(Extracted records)
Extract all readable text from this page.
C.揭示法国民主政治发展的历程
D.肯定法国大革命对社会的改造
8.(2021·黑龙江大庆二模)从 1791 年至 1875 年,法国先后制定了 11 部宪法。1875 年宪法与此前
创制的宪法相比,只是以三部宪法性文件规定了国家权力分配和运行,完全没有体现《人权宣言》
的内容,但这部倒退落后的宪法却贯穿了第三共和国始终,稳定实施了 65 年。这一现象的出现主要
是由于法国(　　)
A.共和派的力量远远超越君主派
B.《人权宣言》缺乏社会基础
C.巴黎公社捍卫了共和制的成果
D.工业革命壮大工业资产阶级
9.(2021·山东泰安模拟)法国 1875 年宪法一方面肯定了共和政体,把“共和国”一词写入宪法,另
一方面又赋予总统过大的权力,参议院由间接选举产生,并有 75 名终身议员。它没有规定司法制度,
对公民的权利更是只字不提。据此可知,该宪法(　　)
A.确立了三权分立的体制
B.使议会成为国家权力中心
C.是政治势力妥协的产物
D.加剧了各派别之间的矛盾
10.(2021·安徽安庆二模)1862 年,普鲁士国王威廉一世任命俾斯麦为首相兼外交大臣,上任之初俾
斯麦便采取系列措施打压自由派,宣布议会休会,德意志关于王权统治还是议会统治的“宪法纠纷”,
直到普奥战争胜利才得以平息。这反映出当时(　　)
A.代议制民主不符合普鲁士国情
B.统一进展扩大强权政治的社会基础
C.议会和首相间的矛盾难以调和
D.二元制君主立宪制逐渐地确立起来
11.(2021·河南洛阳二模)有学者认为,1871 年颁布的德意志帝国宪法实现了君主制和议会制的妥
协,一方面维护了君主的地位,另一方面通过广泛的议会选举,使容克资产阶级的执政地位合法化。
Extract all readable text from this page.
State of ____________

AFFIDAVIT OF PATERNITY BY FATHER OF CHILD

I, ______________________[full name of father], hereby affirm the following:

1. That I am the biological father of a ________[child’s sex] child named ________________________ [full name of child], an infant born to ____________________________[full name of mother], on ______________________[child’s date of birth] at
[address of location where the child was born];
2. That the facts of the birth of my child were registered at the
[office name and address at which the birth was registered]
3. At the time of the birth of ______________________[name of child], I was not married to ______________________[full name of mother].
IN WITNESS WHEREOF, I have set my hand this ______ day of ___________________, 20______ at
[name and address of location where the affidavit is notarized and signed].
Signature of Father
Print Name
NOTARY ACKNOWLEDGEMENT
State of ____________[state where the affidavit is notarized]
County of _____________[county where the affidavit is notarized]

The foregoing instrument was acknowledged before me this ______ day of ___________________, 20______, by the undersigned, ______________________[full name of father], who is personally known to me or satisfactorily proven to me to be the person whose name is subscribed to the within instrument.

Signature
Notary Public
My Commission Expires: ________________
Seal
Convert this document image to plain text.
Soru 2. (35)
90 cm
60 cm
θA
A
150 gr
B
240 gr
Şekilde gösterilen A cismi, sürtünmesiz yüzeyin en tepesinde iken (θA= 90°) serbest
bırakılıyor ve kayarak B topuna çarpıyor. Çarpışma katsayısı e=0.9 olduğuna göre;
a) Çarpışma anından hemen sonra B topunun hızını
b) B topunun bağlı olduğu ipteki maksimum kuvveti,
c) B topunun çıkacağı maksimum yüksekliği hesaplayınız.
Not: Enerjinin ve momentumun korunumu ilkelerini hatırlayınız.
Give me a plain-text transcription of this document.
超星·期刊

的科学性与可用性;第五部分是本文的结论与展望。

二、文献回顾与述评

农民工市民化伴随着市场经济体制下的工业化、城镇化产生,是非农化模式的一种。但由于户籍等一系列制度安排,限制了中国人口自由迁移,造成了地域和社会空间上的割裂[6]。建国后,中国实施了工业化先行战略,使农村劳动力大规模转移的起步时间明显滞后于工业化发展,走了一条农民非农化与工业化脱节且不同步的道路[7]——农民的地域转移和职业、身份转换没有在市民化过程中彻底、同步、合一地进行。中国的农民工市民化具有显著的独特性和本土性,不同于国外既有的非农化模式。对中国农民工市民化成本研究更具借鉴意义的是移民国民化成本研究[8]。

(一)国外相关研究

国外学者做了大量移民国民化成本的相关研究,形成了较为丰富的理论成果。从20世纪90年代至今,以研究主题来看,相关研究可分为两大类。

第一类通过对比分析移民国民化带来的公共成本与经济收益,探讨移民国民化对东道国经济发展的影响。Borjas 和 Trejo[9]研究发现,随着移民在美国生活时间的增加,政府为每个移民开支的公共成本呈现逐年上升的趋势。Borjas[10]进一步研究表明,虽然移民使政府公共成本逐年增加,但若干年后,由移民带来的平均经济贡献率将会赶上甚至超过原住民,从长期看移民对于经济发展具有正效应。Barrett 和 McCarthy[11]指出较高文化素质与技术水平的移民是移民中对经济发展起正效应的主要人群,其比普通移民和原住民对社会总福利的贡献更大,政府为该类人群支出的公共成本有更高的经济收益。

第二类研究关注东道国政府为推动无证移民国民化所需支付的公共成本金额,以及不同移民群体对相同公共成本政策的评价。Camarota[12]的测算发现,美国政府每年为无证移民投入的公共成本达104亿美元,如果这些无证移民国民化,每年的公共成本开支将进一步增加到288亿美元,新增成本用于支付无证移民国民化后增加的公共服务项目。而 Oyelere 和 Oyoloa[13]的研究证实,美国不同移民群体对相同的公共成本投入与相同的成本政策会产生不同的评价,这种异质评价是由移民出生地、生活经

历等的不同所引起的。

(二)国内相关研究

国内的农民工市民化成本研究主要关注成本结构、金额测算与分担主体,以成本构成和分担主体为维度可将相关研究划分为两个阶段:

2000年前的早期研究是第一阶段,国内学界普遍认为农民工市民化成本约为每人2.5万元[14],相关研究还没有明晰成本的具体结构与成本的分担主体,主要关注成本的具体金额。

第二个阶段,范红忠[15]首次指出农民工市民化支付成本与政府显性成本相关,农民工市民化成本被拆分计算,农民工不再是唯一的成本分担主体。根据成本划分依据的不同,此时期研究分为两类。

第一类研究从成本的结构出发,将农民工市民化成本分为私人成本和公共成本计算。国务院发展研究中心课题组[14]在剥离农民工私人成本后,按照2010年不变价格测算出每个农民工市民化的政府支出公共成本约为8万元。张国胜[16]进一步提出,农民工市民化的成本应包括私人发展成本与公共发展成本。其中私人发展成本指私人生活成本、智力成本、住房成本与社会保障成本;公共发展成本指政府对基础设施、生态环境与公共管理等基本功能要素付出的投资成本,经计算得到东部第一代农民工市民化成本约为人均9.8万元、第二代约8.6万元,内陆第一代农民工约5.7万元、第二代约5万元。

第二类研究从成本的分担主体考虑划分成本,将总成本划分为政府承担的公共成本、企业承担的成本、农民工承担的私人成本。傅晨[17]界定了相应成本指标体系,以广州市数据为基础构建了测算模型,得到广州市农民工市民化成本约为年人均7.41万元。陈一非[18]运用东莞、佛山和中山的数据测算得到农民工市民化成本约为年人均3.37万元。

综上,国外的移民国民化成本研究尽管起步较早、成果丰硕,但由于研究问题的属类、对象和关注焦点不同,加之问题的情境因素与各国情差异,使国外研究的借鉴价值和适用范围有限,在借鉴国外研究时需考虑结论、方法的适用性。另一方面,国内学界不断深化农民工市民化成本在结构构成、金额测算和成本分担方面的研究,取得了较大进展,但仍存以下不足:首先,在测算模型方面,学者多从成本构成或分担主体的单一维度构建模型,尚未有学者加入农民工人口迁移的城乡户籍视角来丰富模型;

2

INSTRUCTION =>
From the listing, copy each line containing the word "location".

RESULT FOR THIS TASK =>
[address of location where the child was born];
[name and address of location where the affidavit is notarized and signed].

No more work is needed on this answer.